**The task**
Repeat the entries verbatim, beginning at the line that contains "tweet-line: ALL OF US" and stopping after the line that contains "reply-icon — [77, 428, 95, 446]".

━━━━━━

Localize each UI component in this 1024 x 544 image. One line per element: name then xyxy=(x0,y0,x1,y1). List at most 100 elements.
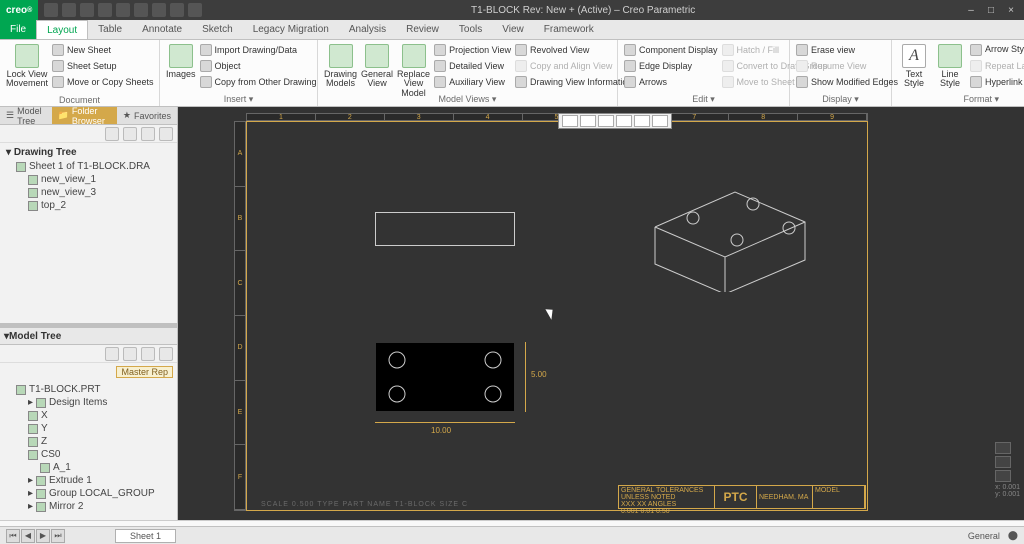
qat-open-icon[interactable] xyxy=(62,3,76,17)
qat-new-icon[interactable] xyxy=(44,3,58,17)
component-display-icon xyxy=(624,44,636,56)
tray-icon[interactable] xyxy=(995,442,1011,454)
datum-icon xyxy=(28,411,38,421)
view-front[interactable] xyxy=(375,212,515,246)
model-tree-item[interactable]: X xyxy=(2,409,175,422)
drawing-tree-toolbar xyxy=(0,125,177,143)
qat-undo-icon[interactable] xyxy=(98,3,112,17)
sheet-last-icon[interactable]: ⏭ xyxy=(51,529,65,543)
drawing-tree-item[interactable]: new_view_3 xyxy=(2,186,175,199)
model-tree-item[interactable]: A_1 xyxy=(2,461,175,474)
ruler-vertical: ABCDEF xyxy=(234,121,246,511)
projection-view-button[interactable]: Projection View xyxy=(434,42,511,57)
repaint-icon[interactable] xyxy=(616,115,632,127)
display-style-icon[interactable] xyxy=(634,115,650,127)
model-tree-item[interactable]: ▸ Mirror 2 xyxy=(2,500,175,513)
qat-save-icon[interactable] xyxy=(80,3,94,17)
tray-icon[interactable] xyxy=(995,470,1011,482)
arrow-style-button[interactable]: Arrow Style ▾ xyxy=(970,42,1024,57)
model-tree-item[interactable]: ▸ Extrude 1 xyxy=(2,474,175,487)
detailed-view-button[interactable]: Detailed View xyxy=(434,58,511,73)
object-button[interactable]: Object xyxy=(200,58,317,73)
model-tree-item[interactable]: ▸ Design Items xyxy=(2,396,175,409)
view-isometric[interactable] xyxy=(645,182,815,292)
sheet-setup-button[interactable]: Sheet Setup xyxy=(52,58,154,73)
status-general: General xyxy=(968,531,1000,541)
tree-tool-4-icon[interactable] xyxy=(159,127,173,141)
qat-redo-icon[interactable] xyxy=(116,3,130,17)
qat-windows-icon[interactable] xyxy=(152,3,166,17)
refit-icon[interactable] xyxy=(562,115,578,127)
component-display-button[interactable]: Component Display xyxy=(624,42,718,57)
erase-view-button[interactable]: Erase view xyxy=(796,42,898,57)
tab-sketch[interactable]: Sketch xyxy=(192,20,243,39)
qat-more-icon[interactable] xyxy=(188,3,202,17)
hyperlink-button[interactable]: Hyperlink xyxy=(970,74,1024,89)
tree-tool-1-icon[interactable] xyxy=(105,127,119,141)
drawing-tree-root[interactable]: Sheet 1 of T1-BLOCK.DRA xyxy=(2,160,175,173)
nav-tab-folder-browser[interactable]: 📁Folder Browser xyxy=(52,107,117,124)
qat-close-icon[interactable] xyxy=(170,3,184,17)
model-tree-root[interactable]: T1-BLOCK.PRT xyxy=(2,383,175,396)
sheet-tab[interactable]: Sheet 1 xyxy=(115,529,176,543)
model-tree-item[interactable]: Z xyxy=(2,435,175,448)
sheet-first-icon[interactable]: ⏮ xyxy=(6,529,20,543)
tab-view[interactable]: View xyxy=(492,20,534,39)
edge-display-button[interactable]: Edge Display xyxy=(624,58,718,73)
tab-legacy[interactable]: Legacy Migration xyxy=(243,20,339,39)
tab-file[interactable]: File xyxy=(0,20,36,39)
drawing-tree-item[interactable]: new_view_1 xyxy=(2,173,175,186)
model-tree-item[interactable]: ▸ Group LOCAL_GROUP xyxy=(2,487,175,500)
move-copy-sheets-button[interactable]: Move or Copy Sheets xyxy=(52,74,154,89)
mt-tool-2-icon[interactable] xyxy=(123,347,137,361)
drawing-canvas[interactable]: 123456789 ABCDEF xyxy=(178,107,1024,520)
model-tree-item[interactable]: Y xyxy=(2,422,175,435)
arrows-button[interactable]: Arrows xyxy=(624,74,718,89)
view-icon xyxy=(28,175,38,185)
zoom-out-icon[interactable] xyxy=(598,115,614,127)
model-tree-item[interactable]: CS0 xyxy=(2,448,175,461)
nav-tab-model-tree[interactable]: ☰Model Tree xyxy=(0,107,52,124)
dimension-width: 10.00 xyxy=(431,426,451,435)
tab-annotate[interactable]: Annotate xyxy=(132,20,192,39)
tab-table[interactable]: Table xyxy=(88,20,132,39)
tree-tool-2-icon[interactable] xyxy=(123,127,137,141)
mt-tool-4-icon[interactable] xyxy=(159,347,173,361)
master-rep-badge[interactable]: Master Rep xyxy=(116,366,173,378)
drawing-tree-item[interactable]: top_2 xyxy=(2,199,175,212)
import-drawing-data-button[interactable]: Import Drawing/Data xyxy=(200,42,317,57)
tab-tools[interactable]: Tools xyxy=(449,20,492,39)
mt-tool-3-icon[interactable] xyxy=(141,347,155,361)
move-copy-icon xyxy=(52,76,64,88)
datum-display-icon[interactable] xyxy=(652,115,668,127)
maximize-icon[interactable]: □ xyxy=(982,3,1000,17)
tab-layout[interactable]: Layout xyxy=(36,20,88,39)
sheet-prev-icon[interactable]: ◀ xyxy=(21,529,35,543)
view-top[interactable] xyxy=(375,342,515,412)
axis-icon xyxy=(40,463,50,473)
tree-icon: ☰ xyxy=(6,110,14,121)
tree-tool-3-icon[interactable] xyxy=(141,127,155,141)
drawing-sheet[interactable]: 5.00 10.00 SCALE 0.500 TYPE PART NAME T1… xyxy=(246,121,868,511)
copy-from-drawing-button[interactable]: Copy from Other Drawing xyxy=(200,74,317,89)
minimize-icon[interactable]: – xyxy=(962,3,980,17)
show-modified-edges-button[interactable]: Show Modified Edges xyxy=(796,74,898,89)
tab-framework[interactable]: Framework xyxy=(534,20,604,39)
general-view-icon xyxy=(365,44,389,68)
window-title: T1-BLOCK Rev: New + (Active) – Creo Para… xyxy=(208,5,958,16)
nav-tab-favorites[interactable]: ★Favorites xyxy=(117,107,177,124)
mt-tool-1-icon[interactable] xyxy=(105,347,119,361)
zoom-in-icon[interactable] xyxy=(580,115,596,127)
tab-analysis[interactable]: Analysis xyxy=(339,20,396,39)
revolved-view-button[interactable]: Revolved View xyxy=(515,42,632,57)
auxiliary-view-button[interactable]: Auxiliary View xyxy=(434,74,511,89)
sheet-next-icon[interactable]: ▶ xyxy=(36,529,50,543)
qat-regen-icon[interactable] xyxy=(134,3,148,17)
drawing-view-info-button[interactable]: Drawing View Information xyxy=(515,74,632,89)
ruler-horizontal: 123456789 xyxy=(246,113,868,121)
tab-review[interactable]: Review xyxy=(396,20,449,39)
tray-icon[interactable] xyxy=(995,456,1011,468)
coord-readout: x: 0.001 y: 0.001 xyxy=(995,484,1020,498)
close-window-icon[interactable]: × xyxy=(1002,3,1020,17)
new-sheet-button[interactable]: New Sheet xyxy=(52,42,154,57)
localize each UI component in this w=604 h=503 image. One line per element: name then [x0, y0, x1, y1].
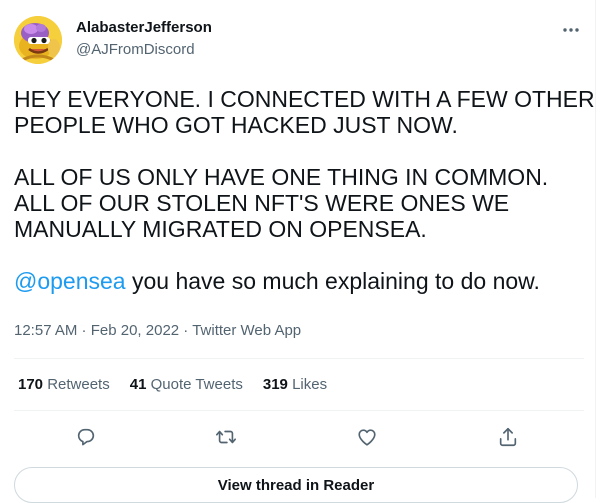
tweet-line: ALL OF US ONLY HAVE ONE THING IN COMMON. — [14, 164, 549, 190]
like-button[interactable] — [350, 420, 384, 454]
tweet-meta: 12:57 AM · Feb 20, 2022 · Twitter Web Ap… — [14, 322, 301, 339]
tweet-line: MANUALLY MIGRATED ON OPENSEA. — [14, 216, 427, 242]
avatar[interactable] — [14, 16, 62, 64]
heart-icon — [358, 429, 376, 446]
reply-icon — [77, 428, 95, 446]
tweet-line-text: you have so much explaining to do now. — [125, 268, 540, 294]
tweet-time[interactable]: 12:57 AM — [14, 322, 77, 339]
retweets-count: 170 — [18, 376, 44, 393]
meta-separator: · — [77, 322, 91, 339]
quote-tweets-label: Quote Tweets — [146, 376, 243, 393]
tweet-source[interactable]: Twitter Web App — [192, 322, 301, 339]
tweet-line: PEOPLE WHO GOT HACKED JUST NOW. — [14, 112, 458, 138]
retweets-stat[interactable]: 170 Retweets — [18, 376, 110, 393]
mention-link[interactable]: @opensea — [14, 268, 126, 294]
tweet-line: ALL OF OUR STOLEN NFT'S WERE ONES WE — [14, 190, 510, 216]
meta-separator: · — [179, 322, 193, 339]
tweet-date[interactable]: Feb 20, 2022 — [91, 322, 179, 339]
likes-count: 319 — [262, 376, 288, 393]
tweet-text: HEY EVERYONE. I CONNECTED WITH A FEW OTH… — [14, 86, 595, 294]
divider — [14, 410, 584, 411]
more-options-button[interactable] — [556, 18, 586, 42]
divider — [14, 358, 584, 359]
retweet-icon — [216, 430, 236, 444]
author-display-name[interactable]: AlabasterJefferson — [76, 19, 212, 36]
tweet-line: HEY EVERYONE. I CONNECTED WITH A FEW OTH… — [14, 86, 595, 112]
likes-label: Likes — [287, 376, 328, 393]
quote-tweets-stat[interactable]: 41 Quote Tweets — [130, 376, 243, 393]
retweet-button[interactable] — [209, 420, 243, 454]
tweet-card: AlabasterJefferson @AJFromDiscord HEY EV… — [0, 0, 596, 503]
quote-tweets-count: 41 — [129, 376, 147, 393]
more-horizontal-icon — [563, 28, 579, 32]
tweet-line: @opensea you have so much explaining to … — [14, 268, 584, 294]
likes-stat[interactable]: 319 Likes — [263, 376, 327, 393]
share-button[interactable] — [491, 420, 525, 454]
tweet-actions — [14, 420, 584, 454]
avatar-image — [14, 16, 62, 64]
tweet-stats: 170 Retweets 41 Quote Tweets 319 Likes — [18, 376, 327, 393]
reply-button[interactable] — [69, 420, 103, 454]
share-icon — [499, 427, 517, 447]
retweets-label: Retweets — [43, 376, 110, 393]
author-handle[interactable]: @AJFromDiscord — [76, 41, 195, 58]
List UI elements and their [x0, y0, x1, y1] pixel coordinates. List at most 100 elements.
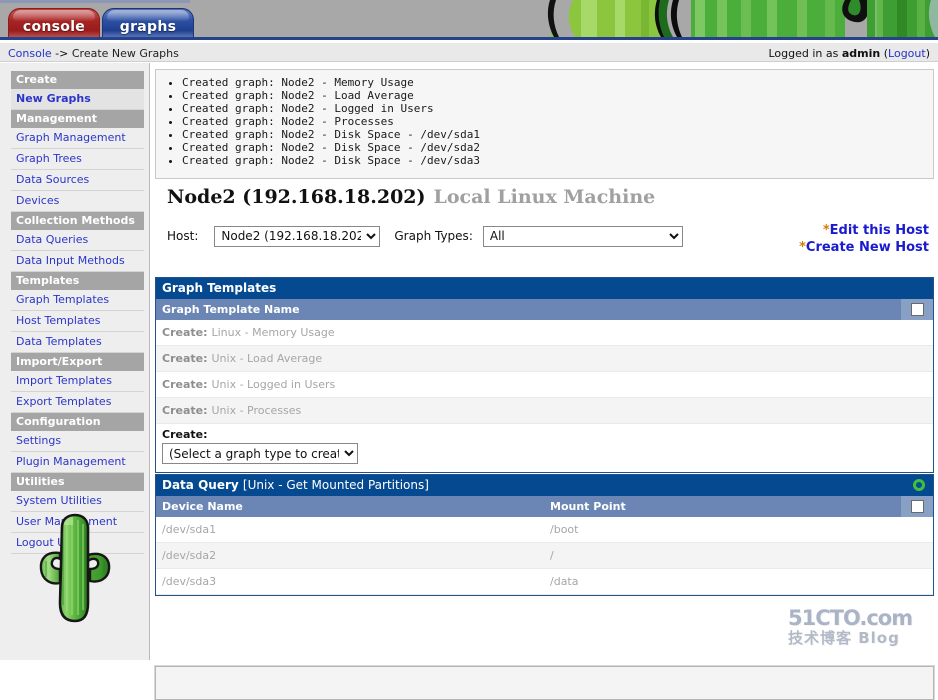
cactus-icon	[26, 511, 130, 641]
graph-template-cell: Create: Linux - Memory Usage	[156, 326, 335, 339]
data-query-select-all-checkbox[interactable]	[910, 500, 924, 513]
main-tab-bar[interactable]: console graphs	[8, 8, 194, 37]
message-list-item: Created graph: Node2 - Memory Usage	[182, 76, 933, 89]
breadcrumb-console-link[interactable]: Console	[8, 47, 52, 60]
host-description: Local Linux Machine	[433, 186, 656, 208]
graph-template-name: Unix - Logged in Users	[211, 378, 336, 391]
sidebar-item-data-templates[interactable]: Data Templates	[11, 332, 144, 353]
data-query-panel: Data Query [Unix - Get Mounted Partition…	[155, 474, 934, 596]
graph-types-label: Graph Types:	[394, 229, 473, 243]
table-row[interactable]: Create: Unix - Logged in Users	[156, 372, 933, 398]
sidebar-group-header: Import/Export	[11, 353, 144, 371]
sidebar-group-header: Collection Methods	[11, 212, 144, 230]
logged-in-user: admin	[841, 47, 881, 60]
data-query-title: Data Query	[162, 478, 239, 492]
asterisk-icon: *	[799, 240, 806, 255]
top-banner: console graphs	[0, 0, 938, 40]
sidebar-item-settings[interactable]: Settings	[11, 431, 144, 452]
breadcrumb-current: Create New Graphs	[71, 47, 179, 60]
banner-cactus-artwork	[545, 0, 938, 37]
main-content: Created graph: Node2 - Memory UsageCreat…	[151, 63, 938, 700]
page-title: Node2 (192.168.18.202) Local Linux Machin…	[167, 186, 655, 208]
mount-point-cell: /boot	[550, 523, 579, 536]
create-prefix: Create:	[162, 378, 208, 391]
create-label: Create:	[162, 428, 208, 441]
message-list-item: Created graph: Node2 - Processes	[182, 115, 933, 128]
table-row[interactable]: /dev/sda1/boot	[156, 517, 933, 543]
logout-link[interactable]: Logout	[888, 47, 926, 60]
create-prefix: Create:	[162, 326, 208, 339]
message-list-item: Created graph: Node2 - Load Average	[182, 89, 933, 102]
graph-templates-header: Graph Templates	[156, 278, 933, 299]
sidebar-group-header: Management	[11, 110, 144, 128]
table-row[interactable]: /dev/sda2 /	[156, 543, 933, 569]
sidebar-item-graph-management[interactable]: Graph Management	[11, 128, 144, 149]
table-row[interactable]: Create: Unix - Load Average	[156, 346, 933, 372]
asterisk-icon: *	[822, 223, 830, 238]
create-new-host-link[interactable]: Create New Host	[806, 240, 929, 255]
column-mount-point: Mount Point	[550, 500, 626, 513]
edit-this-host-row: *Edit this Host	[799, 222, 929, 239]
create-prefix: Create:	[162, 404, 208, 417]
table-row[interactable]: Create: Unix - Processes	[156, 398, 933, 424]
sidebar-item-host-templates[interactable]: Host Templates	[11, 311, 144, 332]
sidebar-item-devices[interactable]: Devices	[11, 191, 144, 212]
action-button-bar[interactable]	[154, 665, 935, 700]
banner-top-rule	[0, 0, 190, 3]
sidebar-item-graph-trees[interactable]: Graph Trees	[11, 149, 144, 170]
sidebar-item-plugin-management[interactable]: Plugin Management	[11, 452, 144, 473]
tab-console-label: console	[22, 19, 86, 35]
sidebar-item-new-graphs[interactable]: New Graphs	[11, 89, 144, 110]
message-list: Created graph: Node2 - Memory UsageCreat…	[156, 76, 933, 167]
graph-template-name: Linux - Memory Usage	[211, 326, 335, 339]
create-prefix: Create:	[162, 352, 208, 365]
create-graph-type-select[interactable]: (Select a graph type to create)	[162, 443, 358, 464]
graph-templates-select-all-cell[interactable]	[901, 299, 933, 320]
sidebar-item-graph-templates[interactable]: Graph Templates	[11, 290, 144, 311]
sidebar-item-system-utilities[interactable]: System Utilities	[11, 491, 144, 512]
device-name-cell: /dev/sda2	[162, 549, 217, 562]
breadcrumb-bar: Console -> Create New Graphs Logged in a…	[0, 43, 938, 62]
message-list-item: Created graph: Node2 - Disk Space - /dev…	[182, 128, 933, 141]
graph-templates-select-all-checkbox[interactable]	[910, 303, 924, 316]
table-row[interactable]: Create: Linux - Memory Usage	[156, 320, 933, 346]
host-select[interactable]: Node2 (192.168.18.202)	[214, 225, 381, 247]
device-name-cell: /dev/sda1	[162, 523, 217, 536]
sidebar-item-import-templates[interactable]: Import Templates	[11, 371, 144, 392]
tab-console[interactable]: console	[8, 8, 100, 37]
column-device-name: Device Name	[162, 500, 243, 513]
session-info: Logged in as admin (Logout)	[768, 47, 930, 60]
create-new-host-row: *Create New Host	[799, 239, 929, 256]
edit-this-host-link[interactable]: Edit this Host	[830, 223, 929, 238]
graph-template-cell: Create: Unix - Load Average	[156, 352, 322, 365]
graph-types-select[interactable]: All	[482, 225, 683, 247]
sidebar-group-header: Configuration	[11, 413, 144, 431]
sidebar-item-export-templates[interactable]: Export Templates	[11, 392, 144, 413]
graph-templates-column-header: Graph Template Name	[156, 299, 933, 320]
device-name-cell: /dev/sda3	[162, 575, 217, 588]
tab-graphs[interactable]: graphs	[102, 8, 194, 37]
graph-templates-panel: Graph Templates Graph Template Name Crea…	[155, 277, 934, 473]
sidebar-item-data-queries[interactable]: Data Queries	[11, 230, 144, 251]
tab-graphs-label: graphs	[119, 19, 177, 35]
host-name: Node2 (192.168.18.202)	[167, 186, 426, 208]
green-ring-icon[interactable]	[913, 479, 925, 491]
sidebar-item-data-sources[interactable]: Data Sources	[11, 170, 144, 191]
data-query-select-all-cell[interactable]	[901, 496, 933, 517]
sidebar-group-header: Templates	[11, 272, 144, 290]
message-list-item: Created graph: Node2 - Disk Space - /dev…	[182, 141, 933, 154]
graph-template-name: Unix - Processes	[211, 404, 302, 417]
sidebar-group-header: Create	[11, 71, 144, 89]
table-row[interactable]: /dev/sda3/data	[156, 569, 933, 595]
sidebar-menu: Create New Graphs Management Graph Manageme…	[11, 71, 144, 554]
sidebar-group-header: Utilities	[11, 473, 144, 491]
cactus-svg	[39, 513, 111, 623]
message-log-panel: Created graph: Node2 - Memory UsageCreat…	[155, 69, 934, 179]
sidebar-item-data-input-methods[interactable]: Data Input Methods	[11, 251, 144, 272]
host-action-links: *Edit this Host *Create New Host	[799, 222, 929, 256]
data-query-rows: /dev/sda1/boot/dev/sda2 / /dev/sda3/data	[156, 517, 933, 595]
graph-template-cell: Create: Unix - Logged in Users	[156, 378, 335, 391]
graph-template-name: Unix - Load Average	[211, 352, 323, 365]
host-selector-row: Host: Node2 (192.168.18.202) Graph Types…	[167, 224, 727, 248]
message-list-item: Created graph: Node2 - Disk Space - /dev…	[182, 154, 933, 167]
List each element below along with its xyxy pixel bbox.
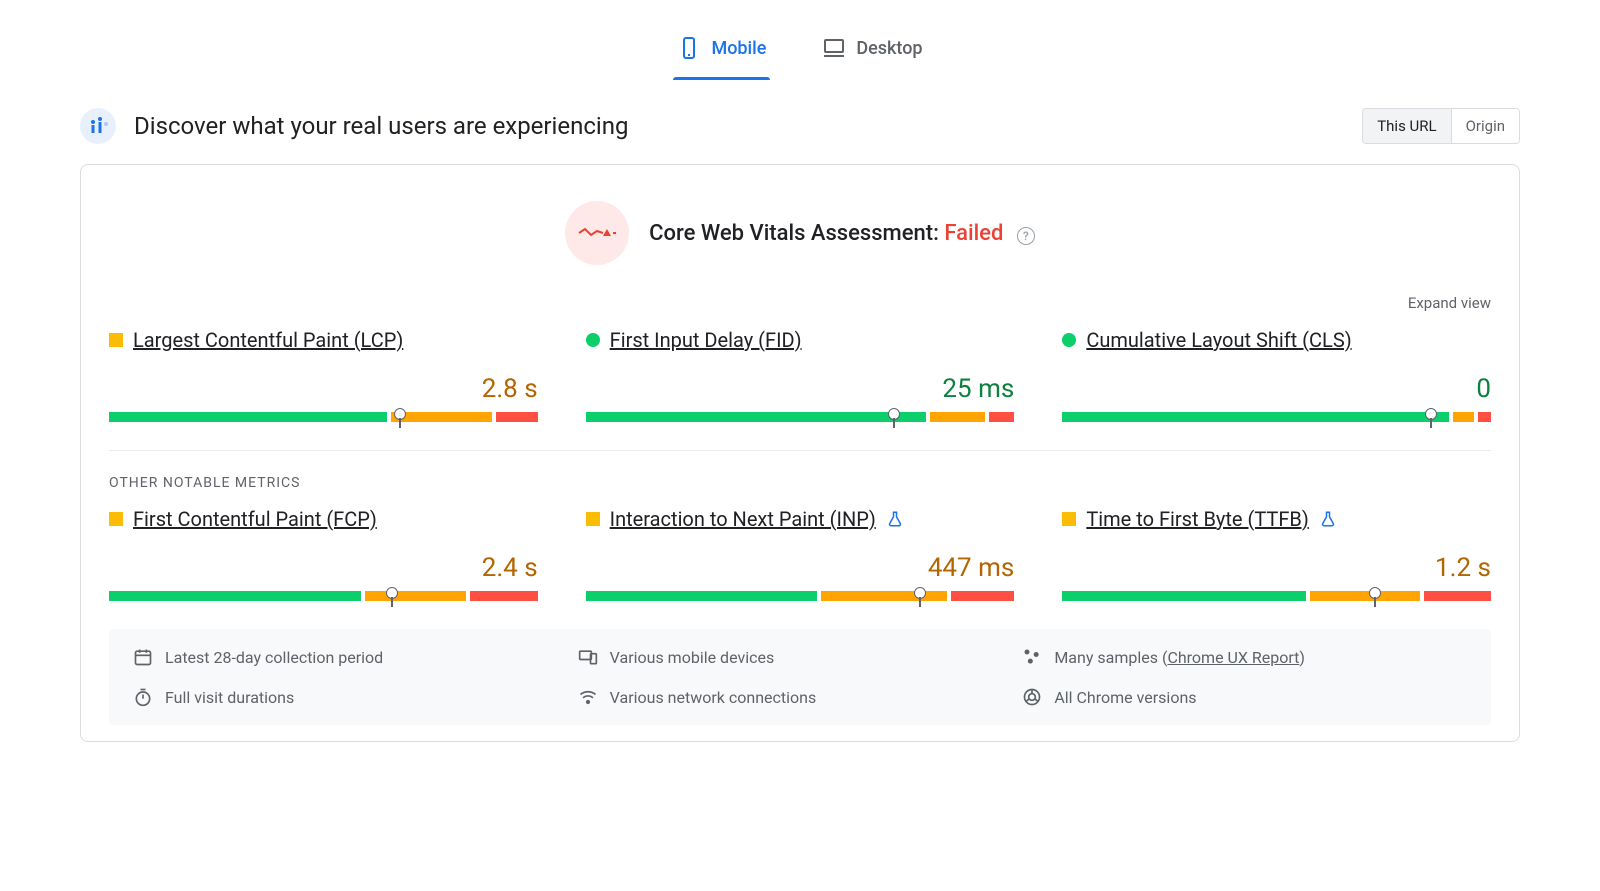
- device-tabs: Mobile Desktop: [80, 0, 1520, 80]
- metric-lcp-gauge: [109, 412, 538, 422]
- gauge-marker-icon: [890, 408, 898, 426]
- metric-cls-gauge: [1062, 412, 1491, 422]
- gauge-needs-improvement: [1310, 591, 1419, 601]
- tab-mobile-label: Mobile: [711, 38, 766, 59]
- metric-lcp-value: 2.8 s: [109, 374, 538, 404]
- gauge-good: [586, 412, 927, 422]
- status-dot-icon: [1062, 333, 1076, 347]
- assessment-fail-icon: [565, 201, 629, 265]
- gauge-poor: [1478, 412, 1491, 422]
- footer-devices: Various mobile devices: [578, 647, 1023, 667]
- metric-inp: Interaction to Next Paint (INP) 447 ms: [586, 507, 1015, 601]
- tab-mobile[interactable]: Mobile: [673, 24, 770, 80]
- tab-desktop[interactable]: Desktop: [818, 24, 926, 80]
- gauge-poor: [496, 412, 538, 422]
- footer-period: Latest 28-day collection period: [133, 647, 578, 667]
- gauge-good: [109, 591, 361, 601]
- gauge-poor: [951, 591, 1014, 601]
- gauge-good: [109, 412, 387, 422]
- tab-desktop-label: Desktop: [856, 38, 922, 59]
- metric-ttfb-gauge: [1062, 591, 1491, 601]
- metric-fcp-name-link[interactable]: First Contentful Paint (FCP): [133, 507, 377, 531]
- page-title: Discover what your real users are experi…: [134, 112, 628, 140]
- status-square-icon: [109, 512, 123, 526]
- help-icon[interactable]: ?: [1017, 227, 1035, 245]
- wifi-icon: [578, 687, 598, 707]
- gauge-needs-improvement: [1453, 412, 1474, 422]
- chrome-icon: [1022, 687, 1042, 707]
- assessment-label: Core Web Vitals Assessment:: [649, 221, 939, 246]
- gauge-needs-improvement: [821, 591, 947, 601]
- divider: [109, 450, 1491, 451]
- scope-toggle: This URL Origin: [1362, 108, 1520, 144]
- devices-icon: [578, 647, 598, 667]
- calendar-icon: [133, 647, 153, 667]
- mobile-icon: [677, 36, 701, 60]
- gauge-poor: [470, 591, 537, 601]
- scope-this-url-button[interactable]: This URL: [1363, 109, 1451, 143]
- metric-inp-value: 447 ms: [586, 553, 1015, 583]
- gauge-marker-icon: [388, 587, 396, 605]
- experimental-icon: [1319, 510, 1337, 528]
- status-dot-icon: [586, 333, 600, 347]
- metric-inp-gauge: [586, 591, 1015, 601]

━━━━━━

**Completed task**
tweet-line: ALL OF US ONLY HAVE ONE THING IN COMMON. — [14, 164, 549, 190]
like-button[interactable] — [350, 420, 384, 454]
tweet-meta: 12:57 AM · Feb 20, 2022 · Twitter Web Ap… — [14, 322, 301, 339]
tweet-line: MANUALLY MIGRATED ON OPENSEA. — [14, 216, 427, 242]
avatar[interactable] — [14, 16, 62, 64]
heart-icon — [358, 429, 376, 446]
reply-icon — [77, 428, 95, 446]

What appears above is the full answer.